**Set problem:** Gather every line of the records that contains the string "customizer", matching its case exactly.
---------------
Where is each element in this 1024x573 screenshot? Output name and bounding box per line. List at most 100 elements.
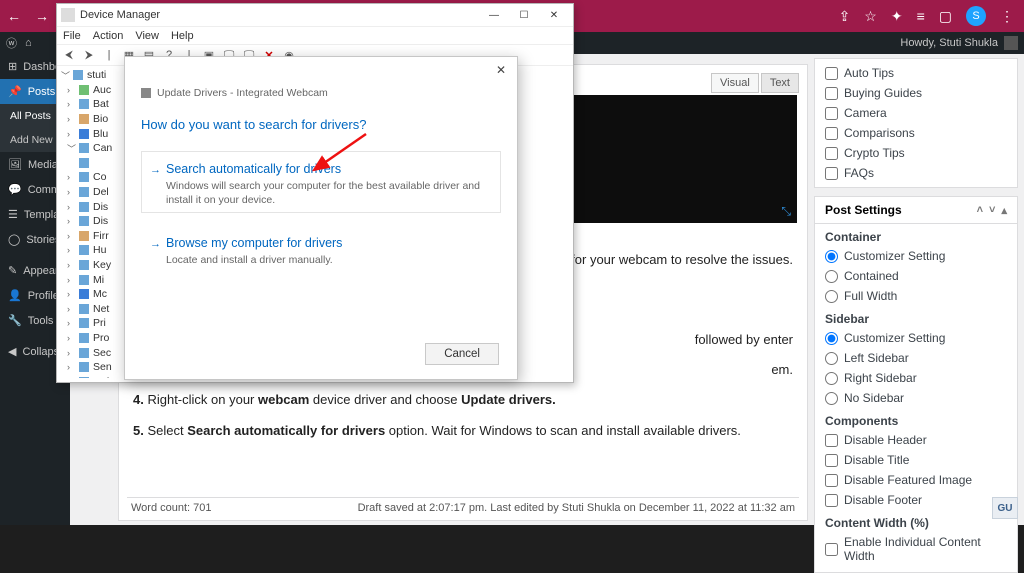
resize-handle-icon[interactable]: ⤡	[781, 204, 791, 219]
user-icon: 👤	[8, 289, 22, 302]
option-browse-computer[interactable]: → Browse my computer for drivers Locate …	[141, 225, 501, 271]
menu-action[interactable]: Action	[93, 30, 124, 42]
collapse-icon: ◀	[8, 345, 16, 358]
container-customizer[interactable]	[825, 250, 838, 263]
word-count: Word count: 701	[131, 502, 212, 514]
dialog-close-button[interactable]: ✕	[491, 61, 511, 79]
arrow-right-icon: →	[150, 164, 161, 176]
maximize-button[interactable]: ☐	[509, 5, 539, 25]
device-icon	[79, 99, 89, 109]
extensions-icon[interactable]: ✦	[891, 8, 903, 25]
device-icon	[79, 304, 89, 314]
greeting-text: Howdy, Stuti Shukla	[900, 37, 998, 49]
star-icon[interactable]: ☆	[864, 8, 877, 25]
device-icon	[79, 318, 89, 328]
option-desc: Windows will search your computer for th…	[166, 179, 488, 207]
minimize-button[interactable]: —	[479, 5, 509, 25]
menu-view[interactable]: View	[135, 30, 159, 42]
pin-icon: 📌	[8, 85, 22, 98]
disable-footer[interactable]	[825, 494, 838, 507]
cat-auto-tips[interactable]	[825, 67, 838, 80]
chevron-down-icon[interactable]: ˅	[989, 204, 995, 217]
caret-up-icon[interactable]: ▴	[1001, 204, 1007, 217]
text-tab[interactable]: Text	[761, 73, 799, 93]
option-title: Browse my computer for drivers	[166, 236, 488, 250]
sidebar-customizer[interactable]	[825, 332, 838, 345]
sidebar-left[interactable]	[825, 352, 838, 365]
cat-comparisons[interactable]	[825, 127, 838, 140]
sidebar-right[interactable]	[825, 372, 838, 385]
kebab-menu-icon[interactable]: ⋮	[1000, 8, 1014, 25]
visual-tab[interactable]: Visual	[711, 73, 759, 93]
nav-fwd-icon[interactable]: ⮞	[81, 47, 97, 63]
device-icon	[79, 275, 89, 285]
watermark-badge: GU	[992, 497, 1018, 519]
dashboard-icon: ⊞	[8, 60, 17, 73]
device-icon	[79, 377, 89, 378]
container-heading: Container	[815, 224, 1017, 246]
wrench-icon: 🔧	[8, 314, 22, 327]
dialog-question: How do you want to search for drivers?	[141, 117, 366, 132]
sidebar-none[interactable]	[825, 392, 838, 405]
tab-icon[interactable]: ▢	[939, 8, 952, 25]
nav-back-icon[interactable]: ⮜	[61, 47, 77, 63]
post-settings-header[interactable]: Post Settings ˄˅▴	[814, 196, 1018, 224]
arrow-right-icon: →	[150, 238, 161, 250]
draft-status: Draft saved at 2:07:17 pm. Last edited b…	[358, 502, 795, 514]
dm-menubar: File Action View Help	[57, 26, 573, 44]
comments-icon: 💬	[8, 183, 22, 196]
disable-header[interactable]	[825, 434, 838, 447]
cat-faqs[interactable]	[825, 167, 838, 180]
device-icon	[79, 260, 89, 270]
option-search-automatically[interactable]: → Search automatically for drivers Windo…	[141, 151, 501, 213]
categories-panel: Auto Tips Buying Guides Camera Compariso…	[814, 58, 1018, 188]
cat-camera[interactable]	[825, 107, 838, 120]
dm-device-tree[interactable]: ﹀stuti ›Auc ›Bat ›Bio ›Blu ﹀Can ›Co ›Del…	[61, 68, 125, 378]
wp-logo-icon[interactable]: ⓦ	[6, 35, 17, 51]
disable-title[interactable]	[825, 454, 838, 467]
device-icon	[79, 85, 89, 95]
option-title: Search automatically for drivers	[166, 162, 488, 176]
enable-content-width[interactable]	[825, 543, 838, 556]
components-heading: Components	[815, 408, 1017, 430]
device-manager-icon	[61, 8, 75, 22]
container-fullwidth[interactable]	[825, 290, 838, 303]
user-avatar-icon[interactable]	[1004, 36, 1018, 50]
share-icon[interactable]: ⇪	[839, 8, 851, 25]
chevron-up-icon[interactable]: ˄	[977, 204, 983, 217]
webcam-icon	[79, 158, 89, 168]
cat-buying-guides[interactable]	[825, 87, 838, 100]
container-contained[interactable]	[825, 270, 838, 283]
dm-titlebar[interactable]: Device Manager — ☐ ✕	[57, 4, 573, 26]
device-icon	[79, 202, 89, 212]
cancel-button[interactable]: Cancel	[425, 343, 499, 365]
step-5: 5. Select Search automatically for drive…	[133, 421, 793, 441]
camera-icon	[79, 143, 89, 153]
expand-icon[interactable]: ﹀	[61, 69, 69, 82]
menu-file[interactable]: File	[63, 30, 81, 42]
playlist-icon[interactable]: ≡	[917, 8, 925, 24]
device-icon	[79, 231, 89, 241]
template-icon: ☰	[8, 208, 18, 221]
close-button[interactable]: ✕	[539, 5, 569, 25]
back-icon[interactable]: ←	[0, 8, 28, 24]
computer-icon	[73, 70, 83, 80]
option-desc: Locate and install a driver manually.	[166, 253, 488, 267]
site-home-icon[interactable]: ⌂	[25, 37, 32, 49]
device-icon	[141, 88, 151, 98]
menu-help[interactable]: Help	[171, 30, 194, 42]
device-icon	[79, 289, 89, 299]
dialog-breadcrumb: Update Drivers - Integrated Webcam	[141, 87, 328, 99]
editor-right-sidebar: Auto Tips Buying Guides Camera Compariso…	[814, 58, 1018, 525]
device-icon	[79, 187, 89, 197]
content-width-heading: Content Width (%)	[815, 510, 1017, 532]
forward-icon[interactable]: →	[28, 8, 56, 24]
dm-title-text: Device Manager	[80, 9, 160, 21]
profile-avatar[interactable]: S	[966, 6, 986, 26]
editor-mode-toggle: Visual Text	[711, 73, 799, 93]
step-4: 4. Right-click on your webcam device dri…	[133, 390, 793, 410]
disable-featured-image[interactable]	[825, 474, 838, 487]
device-icon	[79, 348, 89, 358]
cat-crypto-tips[interactable]	[825, 147, 838, 160]
device-icon	[79, 245, 89, 255]
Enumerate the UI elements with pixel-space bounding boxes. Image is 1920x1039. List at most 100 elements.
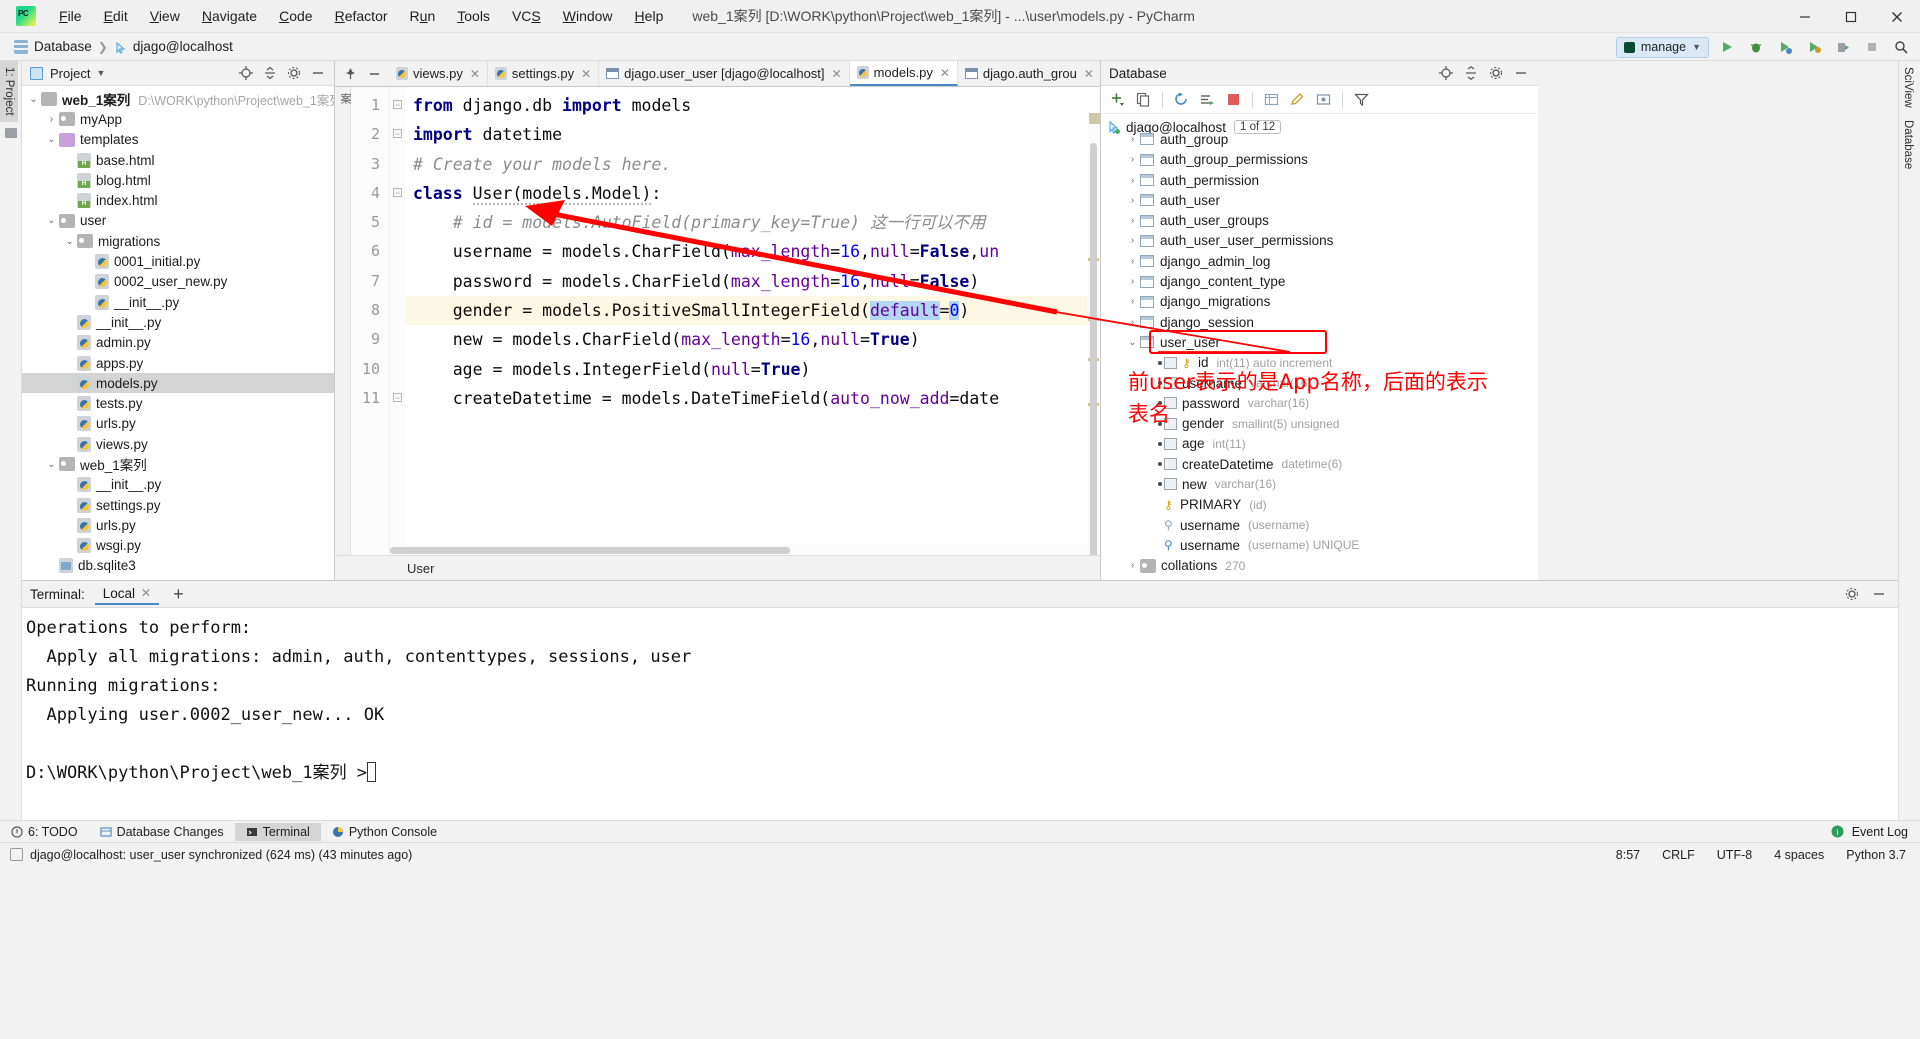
- bottom-item-database-changes[interactable]: Database Changes: [89, 823, 235, 841]
- bottom-right-actions[interactable]: i Event Log: [1831, 825, 1920, 839]
- gear-icon[interactable]: [1841, 583, 1863, 605]
- refresh-icon[interactable]: [1171, 89, 1192, 110]
- menu-item-navigate[interactable]: Navigate: [191, 4, 268, 28]
- project-tree[interactable]: ⌄ web_1案列 D:\WORK\python\Project\web_1案列 › m…: [22, 86, 334, 580]
- menu-item-help[interactable]: Help: [624, 4, 675, 28]
- lock-icon[interactable]: [10, 848, 23, 861]
- database-tree-item[interactable]: › auth_group_permissions: [1101, 150, 1538, 170]
- project-tree-item[interactable]: __init__.py: [22, 292, 334, 312]
- code-editor[interactable]: 1 2 3 4 5 6 7 8 9 10 11 − − − − from django.db import…: [335, 87, 1100, 555]
- database-tree-item[interactable]: ⌄ user_user: [1101, 332, 1538, 352]
- duplicate-icon[interactable]: [1133, 89, 1154, 110]
- terminal-tab-local[interactable]: Local ✕: [94, 584, 160, 605]
- filter-icon[interactable]: [1351, 89, 1372, 110]
- database-tree-item[interactable]: ⚲ username (username) UNIQUE: [1101, 535, 1538, 555]
- fold-toggle-icon[interactable]: −: [390, 91, 405, 120]
- project-tree-item[interactable]: index.html: [22, 190, 334, 210]
- fold-toggle-icon[interactable]: −: [390, 179, 405, 208]
- close-icon[interactable]: ✕: [141, 586, 151, 600]
- database-tree-item[interactable]: › auth_group: [1101, 129, 1538, 149]
- breadcrumb-connection[interactable]: djago@localhost: [133, 39, 233, 54]
- editor-vertical-scrollbar[interactable]: [1087, 113, 1100, 555]
- chevron-right-icon[interactable]: ›: [1125, 296, 1140, 307]
- hide-panel-icon[interactable]: [307, 62, 329, 84]
- chevron-down-icon[interactable]: ⌄: [26, 94, 41, 105]
- menu-item-view[interactable]: View: [139, 4, 191, 28]
- status-indent[interactable]: 4 spaces: [1774, 848, 1824, 862]
- database-tree-item[interactable]: › django_content_type: [1101, 271, 1538, 291]
- sync-icon[interactable]: [1197, 89, 1218, 110]
- rail-tab-sciview[interactable]: SciView: [1899, 61, 1917, 114]
- database-tree-item[interactable]: new varchar(16): [1101, 474, 1538, 494]
- project-tree-item[interactable]: tests.py: [22, 393, 334, 413]
- terminal-add-button[interactable]: +: [173, 584, 184, 605]
- schema-badge[interactable]: 1 of 12: [1234, 120, 1282, 135]
- navbar-actions[interactable]: manage ▼: [1615, 33, 1912, 61]
- menu-item-code[interactable]: Code: [268, 4, 323, 28]
- status-line-separator[interactable]: CRLF: [1662, 848, 1695, 862]
- project-tree-item[interactable]: apps.py: [22, 353, 334, 373]
- fold-toggle-icon[interactable]: −: [390, 384, 405, 413]
- minimize-button[interactable]: [1782, 0, 1828, 33]
- scroll-thumb-horizontal[interactable]: [390, 547, 790, 554]
- gear-icon[interactable]: [283, 62, 305, 84]
- hide-panel-icon[interactable]: [1868, 583, 1890, 605]
- project-tree-item[interactable]: urls.py: [22, 515, 334, 535]
- edit-icon[interactable]: [1287, 89, 1308, 110]
- database-tree-item[interactable]: username varchar(16): [1101, 373, 1538, 393]
- bottom-item-todo[interactable]: 6: TODO: [0, 823, 89, 841]
- table-icon[interactable]: [1261, 89, 1282, 110]
- editor-breadcrumb[interactable]: User: [335, 555, 1100, 580]
- menu-item-tools[interactable]: Tools: [446, 4, 501, 28]
- database-tree-item[interactable]: › django_admin_log: [1101, 251, 1538, 271]
- chevron-down-icon[interactable]: ⌄: [1125, 337, 1140, 348]
- editor-tab[interactable]: settings.py ✕: [488, 61, 600, 86]
- database-tree-rows[interactable]: › auth_group › auth_group_permissions › auth_…: [1101, 129, 1538, 576]
- menu-item-vcs[interactable]: VCS: [501, 4, 552, 28]
- project-tree-item[interactable]: wsgi.py: [22, 536, 334, 556]
- breadcrumb-database[interactable]: Database: [34, 39, 92, 54]
- menu-item-file[interactable]: File: [48, 4, 93, 28]
- right-tool-rail[interactable]: SciView Database: [1898, 61, 1920, 856]
- chevron-right-icon[interactable]: ›: [44, 114, 59, 125]
- chevron-right-icon[interactable]: ›: [1125, 215, 1140, 226]
- hide-panel-icon[interactable]: [1510, 62, 1532, 84]
- pin-icon[interactable]: [339, 62, 361, 84]
- rail-tab-database[interactable]: Database: [1899, 114, 1917, 175]
- terminal-actions[interactable]: [1841, 583, 1898, 605]
- database-tree-item[interactable]: › django_session: [1101, 312, 1538, 332]
- bottom-item-terminal[interactable]: Terminal: [234, 822, 321, 841]
- menu-item-edit[interactable]: Edit: [93, 4, 139, 28]
- database-tree-item[interactable]: ⚲ username (username): [1101, 515, 1538, 535]
- close-icon[interactable]: ✕: [832, 67, 842, 81]
- fold-toggle-icon[interactable]: −: [390, 120, 405, 149]
- editor-tab-strip[interactable]: views.py ✕ settings.py ✕ djago.user_user [dj…: [335, 61, 1141, 87]
- chevron-right-icon[interactable]: ›: [1125, 134, 1140, 145]
- profile-icon[interactable]: [1803, 36, 1825, 58]
- editor-horizontal-scrollbar[interactable]: [390, 545, 1090, 555]
- project-tree-item[interactable]: __init__.py: [22, 475, 334, 495]
- database-tree[interactable]: djago@localhost 1 of 12 › auth_group › auth…: [1101, 114, 1538, 577]
- project-tree-item[interactable]: ⌄ web_1案列: [22, 454, 334, 474]
- editor-tab[interactable]: djago.auth_grou ✕: [958, 61, 1102, 86]
- status-caret-position[interactable]: 8:57: [1616, 848, 1640, 862]
- code-content[interactable]: from django.db import models import date…: [405, 87, 1100, 555]
- locate-icon[interactable]: [235, 62, 257, 84]
- editor-tab[interactable]: models.py ✕: [849, 61, 958, 86]
- database-tree-item[interactable]: age int(11): [1101, 434, 1538, 454]
- project-tree-item[interactable]: ⌄ user: [22, 211, 334, 231]
- add-icon[interactable]: [1107, 89, 1128, 110]
- project-tree-item[interactable]: db.sqlite3: [22, 556, 334, 576]
- view-data-icon[interactable]: [1313, 89, 1334, 110]
- editor-tab[interactable]: views.py ✕: [389, 61, 488, 86]
- database-panel-actions[interactable]: [1435, 62, 1538, 84]
- project-tree-item[interactable]: ⌄ migrations: [22, 231, 334, 251]
- project-tree-item[interactable]: admin.py: [22, 333, 334, 353]
- main-menu[interactable]: File Edit View Navigate Code Refactor Ru…: [48, 4, 674, 28]
- chevron-down-icon[interactable]: ▼: [96, 68, 105, 78]
- chevron-right-icon[interactable]: ›: [1125, 317, 1140, 328]
- chevron-right-icon[interactable]: ›: [1125, 154, 1140, 165]
- collapse-all-icon[interactable]: [259, 62, 281, 84]
- chevron-right-icon[interactable]: ›: [1125, 235, 1140, 246]
- stop-icon[interactable]: [1223, 89, 1244, 110]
---------------
**Written response:**
container-customizer[interactable]	[825, 250, 838, 263]
sidebar-customizer[interactable]	[825, 332, 838, 345]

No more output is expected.